━━ Records ━━
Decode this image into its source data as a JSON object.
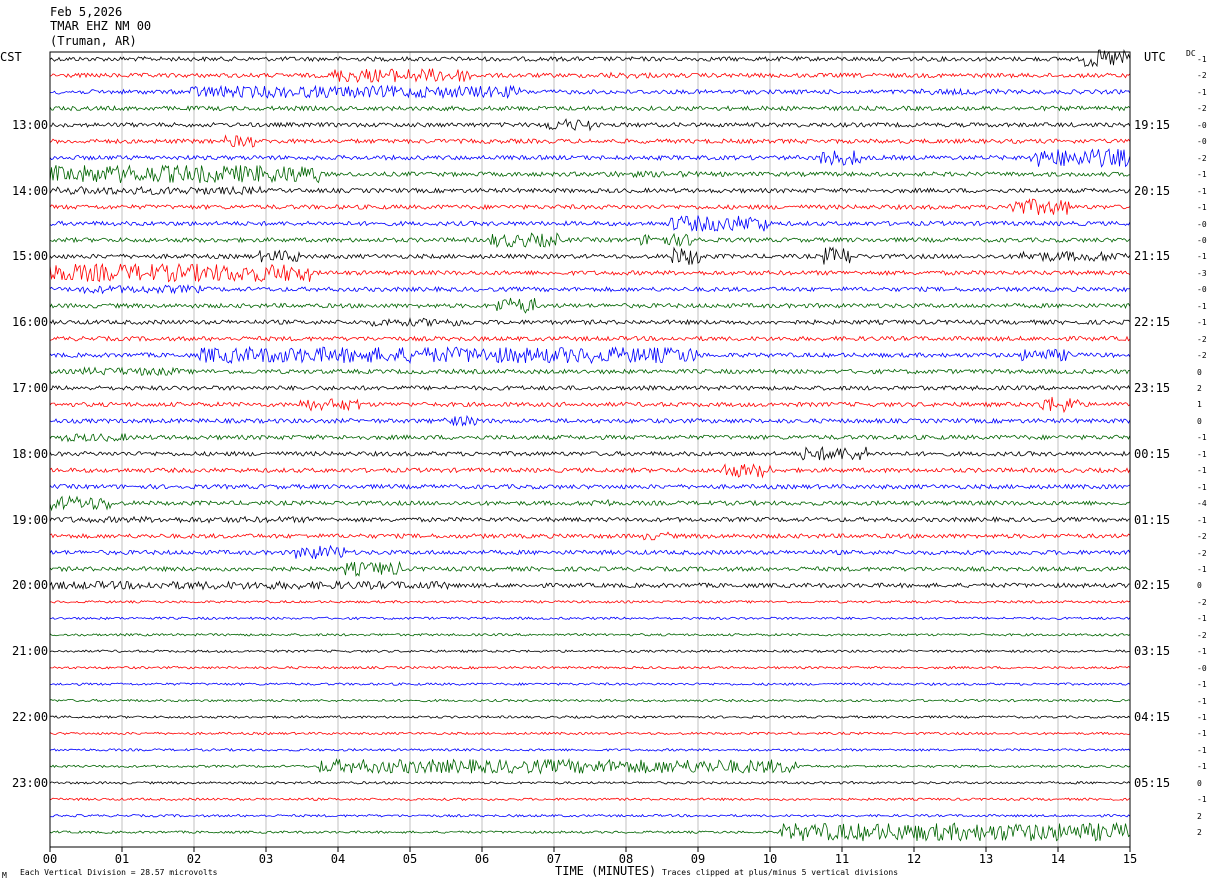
{
  "header": {
    "date": "Feb 5,2026",
    "channel": "TMAR EHZ NM 00",
    "location": "(Truman, AR)"
  },
  "labels": {
    "left_tz": "CST",
    "right_tz": "UTC",
    "dc": "DC",
    "corner": "M"
  },
  "footer": {
    "scale": "Each Vertical Division =   28.57 microvolts",
    "xlabel": "TIME (MINUTES)",
    "clip_note": "Traces clipped at plus/minus 5 vertical divisions"
  },
  "chart_data": {
    "type": "line",
    "title": "Feb 5,2026 TMAR EHZ NM 00 (Truman, AR)",
    "xlabel": "TIME (MINUTES)",
    "xlim": [
      0,
      15
    ],
    "x_ticks": [
      "00",
      "01",
      "02",
      "03",
      "04",
      "05",
      "06",
      "07",
      "08",
      "09",
      "10",
      "11",
      "12",
      "13",
      "14",
      "15"
    ],
    "grid": true,
    "trace_colors": [
      "#000000",
      "#ff0000",
      "#0000ff",
      "#006400"
    ],
    "trace_count": 48,
    "left_hour_labels": [
      "13:00",
      "14:00",
      "15:00",
      "16:00",
      "17:00",
      "18:00",
      "19:00",
      "20:00",
      "21:00",
      "22:00",
      "23:00"
    ],
    "right_hour_labels": [
      "19:15",
      "20:15",
      "21:15",
      "22:15",
      "23:15",
      "00:15",
      "01:15",
      "02:15",
      "03:15",
      "04:15",
      "05:15"
    ],
    "dc_offsets": [
      "-1",
      "-2",
      "-1",
      "-2",
      "-0",
      "-0",
      "-2",
      "-1",
      "-1",
      "-1",
      "-0",
      "-0",
      "-1",
      "-3",
      "-0",
      "-1",
      "-1",
      "-2",
      "-2",
      "0",
      "2",
      "1",
      "0",
      "-1",
      "-1",
      "-1",
      "-1",
      "-4",
      "-1",
      "-2",
      "-2",
      "-1",
      "0",
      "-2",
      "-1",
      "-2",
      "-1",
      "-0",
      "-1",
      "-1",
      "-1",
      "-1",
      "-1",
      "-1",
      "0",
      "-1",
      "2",
      "2"
    ]
  }
}
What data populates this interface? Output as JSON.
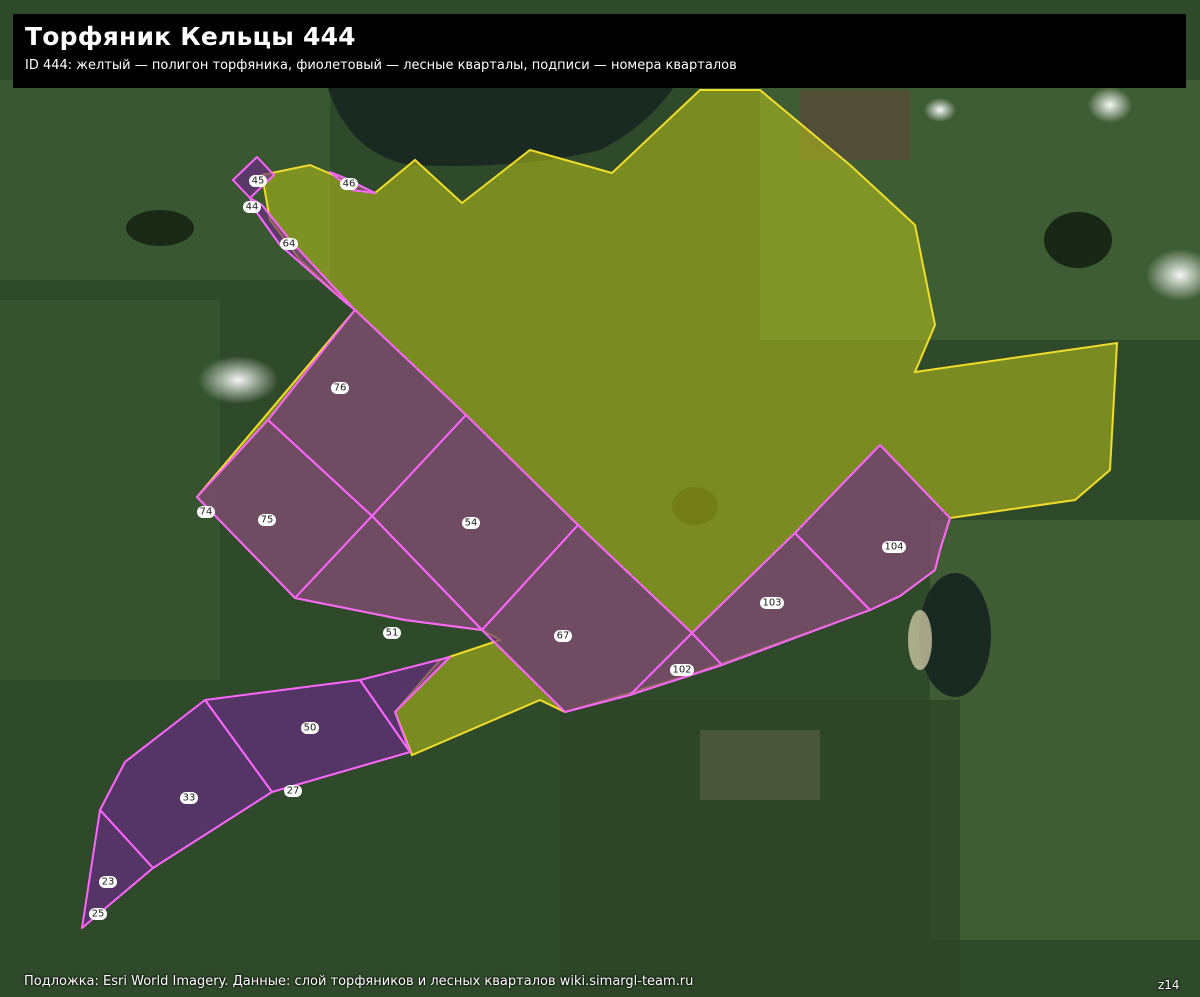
{
  "header": {
    "title": "Торфяник Кельцы 444",
    "subtitle": "ID 444: желтый — полигон торфяника, фиолетовый — лесные кварталы, подписи — номера кварталов"
  },
  "footer": {
    "attribution": "Подложка: Esri World Imagery. Данные: слой торфяников и лесных кварталов wiki.simargl-team.ru",
    "zoom": "z14"
  },
  "colors": {
    "peat_fill": "#b8c21a",
    "peat_stroke": "#f0dc2a",
    "quarter_fill": "#6a2a86",
    "quarter_stroke": "#ff66ff",
    "label_bg": "#ffffff",
    "background_forest": "#2f4a2a",
    "water": "#1a2a22"
  },
  "quarters": {
    "q23": "23",
    "q25": "25",
    "q27": "27",
    "q33": "33",
    "q44": "44",
    "q45": "45",
    "q46": "46",
    "q50": "50",
    "q51": "51",
    "q54": "54",
    "q64": "64",
    "q67": "67",
    "q74": "74",
    "q75": "75",
    "q76": "76",
    "q102": "102",
    "q103": "103",
    "q104": "104"
  }
}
━━━
# Aim of the exercise:
In your copy of the listing above, reproduce each line exactly and omit all pictures.

# Reply to the task:
Decode this image into its source data as a JSON object.
{
  "header": {
    "date": "Feb 5,2026",
    "channel": "TMAR EHZ NM 00",
    "location": "(Truman, AR)"
  },
  "labels": {
    "left_tz": "CST",
    "right_tz": "UTC",
    "dc": "DC",
    "corner": "M"
  },
  "footer": {
    "scale": "Each Vertical Division =   28.57 microvolts",
    "xlabel": "TIME (MINUTES)",
    "clip_note": "Traces clipped at plus/minus 5 vertical divisions"
  },
  "chart_data": {
    "type": "line",
    "title": "Feb 5,2026 TMAR EHZ NM 00 (Truman, AR)",
    "xlabel": "TIME (MINUTES)",
    "xlim": [
      0,
      15
    ],
    "x_ticks": [
      "00",
      "01",
      "02",
      "03",
      "04",
      "05",
      "06",
      "07",
      "08",
      "09",
      "10",
      "11",
      "12",
      "13",
      "14",
      "15"
    ],
    "grid": true,
    "trace_colors": [
      "#000000",
      "#ff0000",
      "#0000ff",
      "#006400"
    ],
    "trace_count": 48,
    "left_hour_labels": [
      "13:00",
      "14:00",
      "15:00",
      "16:00",
      "17:00",
      "18:00",
      "19:00",
      "20:00",
      "21:00",
      "22:00",
      "23:00"
    ],
    "right_hour_labels": [
      "19:15",
      "20:15",
      "21:15",
      "22:15",
      "23:15",
      "00:15",
      "01:15",
      "02:15",
      "03:15",
      "04:15",
      "05:15"
    ],
    "dc_offsets": [
      "-1",
      "-2",
      "-1",
      "-2",
      "-0",
      "-0",
      "-2",
      "-1",
      "-1",
      "-1",
      "-0",
      "-0",
      "-1",
      "-3",
      "-0",
      "-1",
      "-1",
      "-2",
      "-2",
      "0",
      "2",
      "1",
      "0",
      "-1",
      "-1",
      "-1",
      "-1",
      "-4",
      "-1",
      "-2",
      "-2",
      "-1",
      "0",
      "-2",
      "-1",
      "-2",
      "-1",
      "-0",
      "-1",
      "-1",
      "-1",
      "-1",
      "-1",
      "-1",
      "0",
      "-1",
      "2",
      "2"
    ]
  }
}
What data populates this interface? Output as JSON.
{
  "header": {
    "title": "Торфяник Кельцы 444",
    "subtitle": "ID 444: желтый — полигон торфяника, фиолетовый — лесные кварталы, подписи — номера кварталов"
  },
  "footer": {
    "attribution": "Подложка: Esri World Imagery. Данные: слой торфяников и лесных кварталов wiki.simargl-team.ru",
    "zoom": "z14"
  },
  "colors": {
    "peat_fill": "#b8c21a",
    "peat_stroke": "#f0dc2a",
    "quarter_fill": "#6a2a86",
    "quarter_stroke": "#ff66ff",
    "label_bg": "#ffffff",
    "background_forest": "#2f4a2a",
    "water": "#1a2a22"
  },
  "quarters": {
    "q23": "23",
    "q25": "25",
    "q27": "27",
    "q33": "33",
    "q44": "44",
    "q45": "45",
    "q46": "46",
    "q50": "50",
    "q51": "51",
    "q54": "54",
    "q64": "64",
    "q67": "67",
    "q74": "74",
    "q75": "75",
    "q76": "76",
    "q102": "102",
    "q103": "103",
    "q104": "104"
  }
}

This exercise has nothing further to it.